- **Exercise task**
Return each line of the listing below character for character, leaving out the pictures.

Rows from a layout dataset
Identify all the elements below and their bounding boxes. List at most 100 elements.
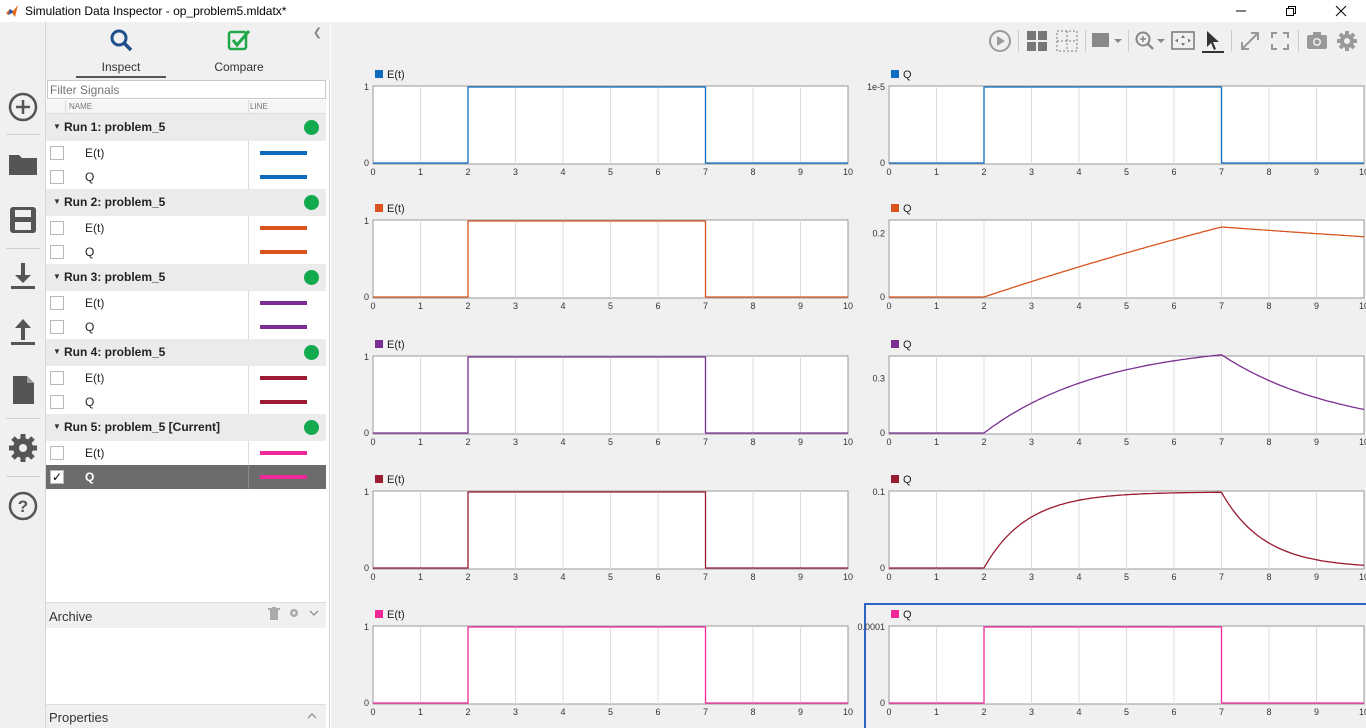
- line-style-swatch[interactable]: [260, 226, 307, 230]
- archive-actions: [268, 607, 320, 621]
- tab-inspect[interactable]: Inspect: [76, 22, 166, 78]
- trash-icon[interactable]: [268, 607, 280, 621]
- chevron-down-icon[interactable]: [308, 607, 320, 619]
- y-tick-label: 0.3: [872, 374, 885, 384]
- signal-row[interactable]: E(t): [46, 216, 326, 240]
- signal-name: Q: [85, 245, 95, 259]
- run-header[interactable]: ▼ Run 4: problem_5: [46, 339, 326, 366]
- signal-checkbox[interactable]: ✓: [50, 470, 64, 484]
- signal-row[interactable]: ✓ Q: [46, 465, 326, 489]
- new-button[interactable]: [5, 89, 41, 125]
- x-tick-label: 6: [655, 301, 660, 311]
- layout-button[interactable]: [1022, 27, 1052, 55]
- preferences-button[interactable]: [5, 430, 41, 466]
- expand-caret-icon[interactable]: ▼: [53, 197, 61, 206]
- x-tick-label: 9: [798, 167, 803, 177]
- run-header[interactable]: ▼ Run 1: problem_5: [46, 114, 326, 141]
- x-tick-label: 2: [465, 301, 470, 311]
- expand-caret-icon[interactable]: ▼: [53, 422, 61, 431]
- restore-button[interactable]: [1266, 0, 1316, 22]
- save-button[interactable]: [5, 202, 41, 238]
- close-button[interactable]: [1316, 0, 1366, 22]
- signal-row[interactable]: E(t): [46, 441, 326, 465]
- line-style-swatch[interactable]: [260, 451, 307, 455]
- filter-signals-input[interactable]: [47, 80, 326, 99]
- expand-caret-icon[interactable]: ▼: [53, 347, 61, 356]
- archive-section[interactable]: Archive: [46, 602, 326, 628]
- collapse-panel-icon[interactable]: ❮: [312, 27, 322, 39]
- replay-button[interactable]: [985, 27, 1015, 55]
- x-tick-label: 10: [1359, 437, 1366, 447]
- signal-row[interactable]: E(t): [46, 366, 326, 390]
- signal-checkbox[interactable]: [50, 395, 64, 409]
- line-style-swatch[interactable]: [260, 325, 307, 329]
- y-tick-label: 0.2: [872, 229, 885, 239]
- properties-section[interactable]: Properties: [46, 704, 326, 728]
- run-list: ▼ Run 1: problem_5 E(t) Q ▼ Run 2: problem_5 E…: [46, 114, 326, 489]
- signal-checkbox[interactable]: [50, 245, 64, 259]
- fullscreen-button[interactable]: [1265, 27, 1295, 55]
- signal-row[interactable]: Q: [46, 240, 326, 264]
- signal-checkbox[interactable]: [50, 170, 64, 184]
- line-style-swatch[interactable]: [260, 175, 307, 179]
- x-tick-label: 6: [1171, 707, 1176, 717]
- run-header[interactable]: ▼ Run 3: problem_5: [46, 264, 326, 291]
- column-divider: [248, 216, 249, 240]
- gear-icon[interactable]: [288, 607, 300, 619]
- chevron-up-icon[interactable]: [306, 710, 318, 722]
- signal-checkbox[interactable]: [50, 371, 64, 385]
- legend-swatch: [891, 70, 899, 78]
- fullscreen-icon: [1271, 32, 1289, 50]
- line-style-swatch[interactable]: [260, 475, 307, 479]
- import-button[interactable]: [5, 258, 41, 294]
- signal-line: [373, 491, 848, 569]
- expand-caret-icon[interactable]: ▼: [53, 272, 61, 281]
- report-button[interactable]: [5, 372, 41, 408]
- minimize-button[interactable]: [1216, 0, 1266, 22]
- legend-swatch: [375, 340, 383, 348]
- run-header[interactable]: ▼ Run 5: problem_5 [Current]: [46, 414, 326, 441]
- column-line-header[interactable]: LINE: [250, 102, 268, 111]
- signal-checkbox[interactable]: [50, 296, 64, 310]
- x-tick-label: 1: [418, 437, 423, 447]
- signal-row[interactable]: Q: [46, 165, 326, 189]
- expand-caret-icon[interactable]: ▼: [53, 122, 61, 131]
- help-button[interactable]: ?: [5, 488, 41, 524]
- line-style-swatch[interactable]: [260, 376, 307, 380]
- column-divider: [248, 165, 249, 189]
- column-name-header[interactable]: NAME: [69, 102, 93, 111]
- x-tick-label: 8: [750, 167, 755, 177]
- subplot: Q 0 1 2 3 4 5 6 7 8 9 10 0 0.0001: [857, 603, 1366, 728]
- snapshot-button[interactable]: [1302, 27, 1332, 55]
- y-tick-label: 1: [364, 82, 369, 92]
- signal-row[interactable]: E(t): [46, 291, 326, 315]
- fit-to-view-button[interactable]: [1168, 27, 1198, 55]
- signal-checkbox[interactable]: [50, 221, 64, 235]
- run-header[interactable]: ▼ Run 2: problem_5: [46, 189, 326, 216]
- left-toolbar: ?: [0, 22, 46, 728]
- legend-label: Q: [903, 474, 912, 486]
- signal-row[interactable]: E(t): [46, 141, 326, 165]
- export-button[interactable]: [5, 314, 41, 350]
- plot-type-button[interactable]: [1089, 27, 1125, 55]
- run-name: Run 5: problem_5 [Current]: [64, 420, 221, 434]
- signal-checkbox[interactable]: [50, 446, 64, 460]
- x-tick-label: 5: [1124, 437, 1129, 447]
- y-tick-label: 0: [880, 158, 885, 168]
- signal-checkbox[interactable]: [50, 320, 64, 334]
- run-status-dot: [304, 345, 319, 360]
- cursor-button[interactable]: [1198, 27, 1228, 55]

- **Answer to the problem**
Identify all the elements below and their bounding boxes. List at most 100 elements.
- line-style-swatch[interactable]: [260, 226, 307, 230]
- archive-actions: [268, 607, 320, 621]
- tab-inspect[interactable]: Inspect: [76, 22, 166, 78]
- trash-icon[interactable]: [268, 607, 280, 621]
- chevron-down-icon[interactable]: [308, 607, 320, 619]
- y-tick-label: 0.3: [872, 374, 885, 384]
- signal-row[interactable]: E(t): [46, 216, 326, 240]
- signal-name: Q: [85, 245, 95, 259]
- run-header[interactable]: ▼ Run 4: problem_5: [46, 339, 326, 366]
- signal-checkbox[interactable]: ✓: [50, 470, 64, 484]
- signal-row[interactable]: ✓ Q: [46, 465, 326, 489]
- new-button[interactable]: [5, 89, 41, 125]
- x-tick-label: 6: [655, 301, 660, 311]
- layout-button[interactable]: [1022, 27, 1052, 55]
- preferences-button[interactable]: [5, 430, 41, 466]
- expand-caret-icon[interactable]: ▼: [53, 197, 61, 206]
- x-tick-label: 9: [798, 167, 803, 177]
- run-header[interactable]: ▼ Run 1: problem_5: [46, 114, 326, 141]
- x-tick-label: 2: [465, 301, 470, 311]
- expand-caret-icon[interactable]: ▼: [53, 422, 61, 431]
- restore-button[interactable]: [1266, 0, 1316, 22]
- save-button[interactable]: [5, 202, 41, 238]
- close-button[interactable]: [1316, 0, 1366, 22]
- signal-row[interactable]: E(t): [46, 441, 326, 465]
- line-style-swatch[interactable]: [260, 451, 307, 455]
- filter-signals-input[interactable]: [47, 80, 326, 99]
- expand-caret-icon[interactable]: ▼: [53, 347, 61, 356]
- archive-section[interactable]: Archive: [46, 602, 326, 628]
- collapse-panel-icon[interactable]: ❮: [312, 27, 322, 39]
- replay-button[interactable]: [985, 27, 1015, 55]
- x-tick-label: 10: [1359, 437, 1366, 447]
- signal-row[interactable]: E(t): [46, 366, 326, 390]
- signal-checkbox[interactable]: [50, 395, 64, 409]
- line-style-swatch[interactable]: [260, 325, 307, 329]
- y-tick-label: 0.2: [872, 229, 885, 239]
- properties-section[interactable]: Properties: [46, 704, 326, 728]
- run-list: ▼ Run 1: problem_5 E(t) Q ▼ Run 2: problem_5 E…: [46, 114, 326, 489]
- signal-checkbox[interactable]: [50, 245, 64, 259]
- fullscreen-button[interactable]: [1265, 27, 1295, 55]
- signal-row[interactable]: Q: [46, 240, 326, 264]
- signal-checkbox[interactable]: [50, 170, 64, 184]
- line-style-swatch[interactable]: [260, 175, 307, 179]
- x-tick-label: 6: [1171, 707, 1176, 717]
- run-header[interactable]: ▼ Run 3: problem_5: [46, 264, 326, 291]
- column-divider: [248, 216, 249, 240]
- gear-icon[interactable]: [288, 607, 300, 619]
- chevron-up-icon[interactable]: [306, 710, 318, 722]
- signal-checkbox[interactable]: [50, 371, 64, 385]
- legend-swatch: [891, 70, 899, 78]
- fullscreen-icon: [1271, 32, 1289, 50]
- line-style-swatch[interactable]: [260, 475, 307, 479]
- import-button[interactable]: [5, 258, 41, 294]
- signal-line: [373, 491, 848, 569]
- expand-caret-icon[interactable]: ▼: [53, 272, 61, 281]
- report-button[interactable]: [5, 372, 41, 408]
- minimize-button[interactable]: [1216, 0, 1266, 22]
- legend-swatch: [375, 340, 383, 348]
- run-header[interactable]: ▼ Run 5: problem_5 [Current]: [46, 414, 326, 441]
- column-line-header[interactable]: LINE: [250, 102, 268, 111]
- signal-checkbox[interactable]: [50, 296, 64, 310]
- x-tick-label: 1: [418, 437, 423, 447]
- signal-row[interactable]: Q: [46, 165, 326, 189]
- expand-caret-icon[interactable]: ▼: [53, 122, 61, 131]
- help-button[interactable]: ?: [5, 488, 41, 524]
- line-style-swatch[interactable]: [260, 376, 307, 380]
- column-divider: [248, 165, 249, 189]
- column-name-header[interactable]: NAME: [69, 102, 93, 111]
- x-tick-label: 8: [750, 167, 755, 177]
- subplot: Q 0 1 2 3 4 5 6 7 8 9 10 0 0.0001: [857, 603, 1366, 728]
- snapshot-button[interactable]: [1302, 27, 1332, 55]
- y-tick-label: 1: [364, 82, 369, 92]
- signal-row[interactable]: E(t): [46, 291, 326, 315]
- fit-to-view-button[interactable]: [1168, 27, 1198, 55]
- signal-checkbox[interactable]: [50, 221, 64, 235]
- run-header[interactable]: ▼ Run 2: problem_5: [46, 189, 326, 216]
- left-toolbar: ?: [0, 22, 46, 728]
- legend-label: Q: [903, 474, 912, 486]
- signal-row[interactable]: E(t): [46, 141, 326, 165]
- export-button[interactable]: [5, 314, 41, 350]
- plot-type-button[interactable]: [1089, 27, 1125, 55]
- run-name: Run 5: problem_5 [Current]: [64, 420, 221, 434]
- signal-checkbox[interactable]: [50, 446, 64, 460]
- x-tick-label: 5: [1124, 437, 1129, 447]
- y-tick-label: 0: [880, 158, 885, 168]
- signal-checkbox[interactable]: [50, 320, 64, 334]
- run-status-dot: [304, 345, 319, 360]
- cursor-button[interactable]: [1198, 27, 1228, 55]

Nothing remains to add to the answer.